→ **TEXT PROVIDED**:
Cranky and sore, I greet the new week! After yanking out the summer garden this weekend to prepare for the autumn kale, all I want to do is sit down with a book and a bath. Instead, I am gadding about online yet again… still trying to take in the latest information from my Secret Agent Man about a possible sale by the end of the week (cross your fingers with me, blogsphere!) Meanwhile, other things on my mind:

Ooh! Yet another online bookfair! Author interviews, new books to explore and more blogs – check it out!

You’ve likely heard by now that there’s been a new Robert Frost poem discovered! I was very excited to hear this, since memorizing Stopping By the Woods on a Snowy Evening was a big deal to me in junior high. Take a listen!

Hilarious picture via Big A little a, which shows, of all things … a Discworld wedding cake!!! It is gloriously wacky. Apparently, this lady runs Jane’s Cakes and lives in North Hampshire, and bakes these fabulous cakes of all kinds… Now, why can’t my sister do something interesting like this!? Who needs sheet cake when you can have a universe on the back of four elephants and a gigantic turtle!?

Finally, a good discussion about SCBWI over at Fuse#8. I guess a lot of people have never heard of SCBWI, but someone is raising some questions about the whole structure and body of the group, whether or not it is non-profit or for-profit, and what the Directors get out of it. Because this group is a governing body which also gives away Golden Kite Awards each year, which may be instrumental in propelling certain authors and/or certain houses to prominence, this question is of merit to some. The prevailing attitude seems to be that one can get out of an organization what one is prepared to put into it… which means I should do a bit more networking!

Happy October! Happy Autumn!

Ah, Cherished Euphemisms

Secret Agent Man speaketh thusly:

At long last some word… The key phrase is “put something together”–this means: put together an offer!! I don’t have any more info than this, my dear, but it is looking good!! Enjoy the weekend, and we’ll talk more next week when I have more information.

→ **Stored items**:

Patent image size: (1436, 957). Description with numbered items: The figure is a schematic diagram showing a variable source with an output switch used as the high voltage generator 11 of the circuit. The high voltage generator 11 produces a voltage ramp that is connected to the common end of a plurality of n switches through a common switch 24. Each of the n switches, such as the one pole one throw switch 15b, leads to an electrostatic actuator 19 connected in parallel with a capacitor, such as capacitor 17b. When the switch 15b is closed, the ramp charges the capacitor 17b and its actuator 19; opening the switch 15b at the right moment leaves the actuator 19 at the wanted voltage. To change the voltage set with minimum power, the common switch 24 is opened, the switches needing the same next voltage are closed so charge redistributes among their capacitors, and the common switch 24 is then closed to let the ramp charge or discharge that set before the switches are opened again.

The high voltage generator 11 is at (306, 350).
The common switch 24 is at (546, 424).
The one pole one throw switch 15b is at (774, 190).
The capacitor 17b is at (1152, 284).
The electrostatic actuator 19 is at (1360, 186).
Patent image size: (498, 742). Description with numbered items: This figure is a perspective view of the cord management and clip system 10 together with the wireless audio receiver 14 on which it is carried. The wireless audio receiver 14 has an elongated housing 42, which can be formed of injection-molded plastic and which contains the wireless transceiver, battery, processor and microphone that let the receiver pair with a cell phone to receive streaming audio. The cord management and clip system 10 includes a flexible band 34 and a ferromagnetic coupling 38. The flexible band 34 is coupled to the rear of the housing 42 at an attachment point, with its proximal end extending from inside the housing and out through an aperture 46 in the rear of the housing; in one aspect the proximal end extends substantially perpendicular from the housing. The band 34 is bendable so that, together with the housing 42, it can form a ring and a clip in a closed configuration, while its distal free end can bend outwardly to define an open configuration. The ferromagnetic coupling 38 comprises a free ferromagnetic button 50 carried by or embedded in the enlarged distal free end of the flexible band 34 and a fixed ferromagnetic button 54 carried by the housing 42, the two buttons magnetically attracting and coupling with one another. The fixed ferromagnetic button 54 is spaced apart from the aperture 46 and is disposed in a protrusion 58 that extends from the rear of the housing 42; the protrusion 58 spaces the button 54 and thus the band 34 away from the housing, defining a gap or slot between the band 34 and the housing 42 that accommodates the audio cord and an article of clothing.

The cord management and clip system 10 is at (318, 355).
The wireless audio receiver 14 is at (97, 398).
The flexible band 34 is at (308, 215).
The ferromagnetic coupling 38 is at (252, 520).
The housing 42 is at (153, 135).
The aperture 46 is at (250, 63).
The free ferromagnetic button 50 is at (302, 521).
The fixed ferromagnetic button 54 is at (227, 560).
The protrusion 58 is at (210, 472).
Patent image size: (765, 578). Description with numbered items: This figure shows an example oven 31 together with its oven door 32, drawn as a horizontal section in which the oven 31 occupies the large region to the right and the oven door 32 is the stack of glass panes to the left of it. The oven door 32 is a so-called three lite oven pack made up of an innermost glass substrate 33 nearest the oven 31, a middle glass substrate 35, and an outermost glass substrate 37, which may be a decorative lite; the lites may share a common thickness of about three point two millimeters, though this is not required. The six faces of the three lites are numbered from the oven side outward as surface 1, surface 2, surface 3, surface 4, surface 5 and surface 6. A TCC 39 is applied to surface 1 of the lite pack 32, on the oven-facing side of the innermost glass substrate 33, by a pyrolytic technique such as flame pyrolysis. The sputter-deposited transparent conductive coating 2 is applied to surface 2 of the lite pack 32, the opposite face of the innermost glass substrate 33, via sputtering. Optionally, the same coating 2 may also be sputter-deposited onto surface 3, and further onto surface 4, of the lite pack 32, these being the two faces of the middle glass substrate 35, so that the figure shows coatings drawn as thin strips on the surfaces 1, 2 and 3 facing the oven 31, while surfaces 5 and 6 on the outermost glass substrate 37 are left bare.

→ **EXERCISE INSTRUCTIONS**:
a) Copy the blog post word for word, starting at "Cranky and sore, I" and ending with "Take a listen!", inclusive.
b) Pick up the blog post after its final sentence and keep writing it.

→ **EXPECTED OUTPUTS**:
a)
Cranky and sore, I greet the new week! After yanking out the summer garden this weekend to prepare for the autumn kale, all I want to do is sit down with a book and a bath. Instead, I am gadding about online yet again… still trying to take in the latest information from my Secret Agent Man about a possible sale by the end of the week (cross your fingers with me, blogsphere!) Meanwhile, other things on my mind:

Ooh! Yet another online bookfair! Author interviews, new books to explore and more blogs – check it out!

You’ve likely heard by now that there’s been a new Robert Frost poem discovered! I was very excited to hear this, since memorizing Stopping By the Woods on a Snowy Evening was a big deal to me in junior high. Take a listen!

b)
All best, [S.A.M.]

From the Editor:

“As for [NOVEL TITLE: No use telling you what it is, the evil woman is going to change it, I can feel it], it still needs work, but I like it all the more and [TadMack] has much improved it. I’d like to discuss it …at our weekly meeting next week and see if we can put something together.

So, ladies and gentleman, all three of you who read this blog: it seems as if, at long last, two years after my graduate thesis, I am going to receive my first wee pay toward chipping away at my massive student debt. It seems, at some point, I may just sell a book.

All right. It’s late. I am out of squee, I am out of bounce; I’m just not as excited about this as I could be. Why? Because I was squeeing, bouncing, excited about this last November. Tonight? Think I’ll just see if I can “put something together” about it tomorrow. Or not… Really, I’m sure that once I think about it (or see a contract, or a direct letter from editor or agent, or finish up the likely LONG laundry list of what’s bloody wrong with the manuscript this time) I’ll be quite, quite glad, but tonight, the ambivalence? Kind of scary.

Are there drugs for this?

I’d better get some sleep…

Banned, Baby: So Long, Farewell, Keep Reading

Technically, this is the end of Banned Books Week, and you may wonder why such a big deal is made of the one week a year where everyone reminds us of that we should honor and strongly support our Constitutional right to read. I will egotistically state that the ALA does this week for me… because I wasn’t allowed to read everything I wanted to read when I was growing up.

Not an unusual lament; parents are the gatekeepers of their children’s reading habits, and my parents were all about nonfiction and “truth.” National Geographic: fine. Amazing Stories: not fine. But, as a high school student (see how long I was obedient?) through my undergraduate years and later as an MFA, I learned over and over again that a.) unvarnished facts don’t necessarily tell all the truth, and b.) fiction doesn’t necessarily contain no element of “the true;” even fairytales have their own truths.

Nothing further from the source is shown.